Extracted material:
+ + + +

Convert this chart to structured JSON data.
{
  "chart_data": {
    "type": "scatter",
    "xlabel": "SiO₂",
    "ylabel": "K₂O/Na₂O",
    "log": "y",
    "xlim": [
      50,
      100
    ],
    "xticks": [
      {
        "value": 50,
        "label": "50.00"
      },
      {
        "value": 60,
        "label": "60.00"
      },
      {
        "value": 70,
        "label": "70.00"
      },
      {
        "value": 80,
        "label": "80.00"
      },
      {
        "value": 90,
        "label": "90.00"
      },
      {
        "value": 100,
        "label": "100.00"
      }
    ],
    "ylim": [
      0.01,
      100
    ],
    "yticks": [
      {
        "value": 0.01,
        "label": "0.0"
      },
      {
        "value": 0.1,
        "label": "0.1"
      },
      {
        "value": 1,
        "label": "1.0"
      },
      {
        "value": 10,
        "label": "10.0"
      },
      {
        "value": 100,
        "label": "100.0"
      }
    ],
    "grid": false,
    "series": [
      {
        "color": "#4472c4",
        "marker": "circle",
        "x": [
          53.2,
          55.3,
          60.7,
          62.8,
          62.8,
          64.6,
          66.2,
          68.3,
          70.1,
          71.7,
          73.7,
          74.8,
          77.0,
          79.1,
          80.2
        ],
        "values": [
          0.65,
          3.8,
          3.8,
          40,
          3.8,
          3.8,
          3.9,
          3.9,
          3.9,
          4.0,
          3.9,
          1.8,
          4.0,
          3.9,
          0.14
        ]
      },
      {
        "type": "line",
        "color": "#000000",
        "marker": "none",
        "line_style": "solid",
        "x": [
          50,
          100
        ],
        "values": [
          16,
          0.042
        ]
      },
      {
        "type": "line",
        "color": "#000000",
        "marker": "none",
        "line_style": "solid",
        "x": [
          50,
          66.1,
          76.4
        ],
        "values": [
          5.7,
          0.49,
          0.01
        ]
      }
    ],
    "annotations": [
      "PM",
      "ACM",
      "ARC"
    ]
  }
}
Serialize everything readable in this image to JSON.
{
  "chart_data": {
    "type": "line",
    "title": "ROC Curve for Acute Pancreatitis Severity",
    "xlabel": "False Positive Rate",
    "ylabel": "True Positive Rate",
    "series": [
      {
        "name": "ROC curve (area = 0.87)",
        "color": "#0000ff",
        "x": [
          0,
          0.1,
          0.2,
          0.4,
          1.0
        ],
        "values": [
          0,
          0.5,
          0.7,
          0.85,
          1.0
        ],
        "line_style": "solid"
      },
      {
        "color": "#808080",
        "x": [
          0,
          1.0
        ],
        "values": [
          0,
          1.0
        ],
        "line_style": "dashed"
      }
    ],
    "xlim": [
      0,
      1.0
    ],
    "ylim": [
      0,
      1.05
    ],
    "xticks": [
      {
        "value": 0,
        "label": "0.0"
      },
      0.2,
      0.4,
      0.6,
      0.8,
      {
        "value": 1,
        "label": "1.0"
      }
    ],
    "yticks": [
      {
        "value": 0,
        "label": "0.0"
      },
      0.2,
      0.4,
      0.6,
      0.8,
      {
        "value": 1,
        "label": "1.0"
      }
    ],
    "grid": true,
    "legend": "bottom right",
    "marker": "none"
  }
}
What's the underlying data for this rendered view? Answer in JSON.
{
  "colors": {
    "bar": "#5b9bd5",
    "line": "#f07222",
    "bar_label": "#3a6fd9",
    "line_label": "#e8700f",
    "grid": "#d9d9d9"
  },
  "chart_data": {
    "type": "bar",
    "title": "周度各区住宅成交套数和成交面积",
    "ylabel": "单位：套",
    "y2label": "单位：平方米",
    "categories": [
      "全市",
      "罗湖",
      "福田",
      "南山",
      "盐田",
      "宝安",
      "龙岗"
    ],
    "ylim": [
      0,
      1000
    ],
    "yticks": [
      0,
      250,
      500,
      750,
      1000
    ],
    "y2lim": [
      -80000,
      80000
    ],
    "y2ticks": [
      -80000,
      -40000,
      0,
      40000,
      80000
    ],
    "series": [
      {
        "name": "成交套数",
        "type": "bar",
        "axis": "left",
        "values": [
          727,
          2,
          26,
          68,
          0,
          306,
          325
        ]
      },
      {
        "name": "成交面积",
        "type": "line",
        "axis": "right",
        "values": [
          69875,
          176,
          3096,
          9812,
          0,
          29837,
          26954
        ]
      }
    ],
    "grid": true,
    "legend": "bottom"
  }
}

+ + + +

Exercise details:
Give the listing above again, word for word.

Solution for this exercise:
Convert this chart to structured JSON data.
{
  "chart_data": {
    "type": "scatter",
    "xlabel": "SiO₂",
    "ylabel": "K₂O/Na₂O",
    "log": "y",
    "xlim": [
      50,
      100
    ],
    "xticks": [
      {
        "value": 50,
        "label": "50.00"
      },
      {
        "value": 60,
        "label": "60.00"
      },
      {
        "value": 70,
        "label": "70.00"
      },
      {
        "value": 80,
        "label": "80.00"
      },
      {
        "value": 90,
        "label": "90.00"
      },
      {
        "value": 100,
        "label": "100.00"
      }
    ],
    "ylim": [
      0.01,
      100
    ],
    "yticks": [
      {
        "value": 0.01,
        "label": "0.0"
      },
      {
        "value": 0.1,
        "label": "0.1"
      },
      {
        "value": 1,
        "label": "1.0"
      },
      {
        "value": 10,
        "label": "10.0"
      },
      {
        "value": 100,
        "label": "100.0"
      }
    ],
    "grid": false,
    "series": [
      {
        "color": "#4472c4",
        "marker": "circle",
        "x": [
          53.2,
          55.3,
          60.7,
          62.8,
          62.8,
          64.6,
          66.2,
          68.3,
          70.1,
          71.7,
          73.7,
          74.8,
          77.0,
          79.1,
          80.2
        ],
        "values": [
          0.65,
          3.8,
          3.8,
          40,
          3.8,
          3.8,
          3.9,
          3.9,
          3.9,
          4.0,
          3.9,
          1.8,
          4.0,
          3.9,
          0.14
        ]
      },
      {
        "type": "line",
        "color": "#000000",
        "marker": "none",
        "line_style": "solid",
        "x": [
          50,
          100
        ],
        "values": [
          16,
          0.042
        ]
      },
      {
        "type": "line",
        "color": "#000000",
        "marker": "none",
        "line_style": "solid",
        "x": [
          50,
          66.1,
          76.4
        ],
        "values": [
          5.7,
          0.49,
          0.01
        ]
      }
    ],
    "annotations": [
      "PM",
      "ACM",
      "ARC"
    ]
  }
}
Serialize everything readable in this image to JSON.
{
  "chart_data": {
    "type": "line",
    "title": "ROC Curve for Acute Pancreatitis Severity",
    "xlabel": "False Positive Rate",
    "ylabel": "True Positive Rate",
    "series": [
      {
        "name": "ROC curve (area = 0.87)",
        "color": "#0000ff",
        "x": [
          0,
          0.1,
          0.2,
          0.4,
          1.0
        ],
        "values": [
          0,
          0.5,
          0.7,
          0.85,
          1.0
        ],
        "line_style": "solid"
      },
      {
        "color": "#808080",
        "x": [
          0,
          1.0
        ],
        "values": [
          0,
          1.0
        ],
        "line_style": "dashed"
      }
    ],
    "xlim": [
      0,
      1.0
    ],
    "ylim": [
      0,
      1.05
    ],
    "xticks": [
      {
        "value": 0,
        "label": "0.0"
      },
      0.2,
      0.4,
      0.6,
      0.8,
      {
        "value": 1,
        "label": "1.0"
      }
    ],
    "yticks": [
      {
        "value": 0,
        "label": "0.0"
      },
      0.2,
      0.4,
      0.6,
      0.8,
      {
        "value": 1,
        "label": "1.0"
      }
    ],
    "grid": true,
    "legend": "bottom right",
    "marker": "none"
  }
}
What's the underlying data for this rendered view? Answer in JSON.
{
  "colors": {
    "bar": "#5b9bd5",
    "line": "#f07222",
    "bar_label": "#3a6fd9",
    "line_label": "#e8700f",
    "grid": "#d9d9d9"
  },
  "chart_data": {
    "type": "bar",
    "title": "周度各区住宅成交套数和成交面积",
    "ylabel": "单位：套",
    "y2label": "单位：平方米",
    "categories": [
      "全市",
      "罗湖",
      "福田",
      "南山",
      "盐田",
      "宝安",
      "龙岗"
    ],
    "ylim": [
      0,
      1000
    ],
    "yticks": [
      0,
      250,
      500,
      750,
      1000
    ],
    "y2lim": [
      -80000,
      80000
    ],
    "y2ticks": [
      -80000,
      -40000,
      0,
      40000,
      80000
    ],
    "series": [
      {
        "name": "成交套数",
        "type": "bar",
        "axis": "left",
        "values": [
          727,
          2,
          26,
          68,
          0,
          306,
          325
        ]
      },
      {
        "name": "成交面积",
        "type": "line",
        "axis": "right",
        "values": [
          69875,
          176,
          3096,
          9812,
          0,
          29837,
          26954
        ]
      }
    ],
    "grid": true,
    "legend": "bottom"
  }
}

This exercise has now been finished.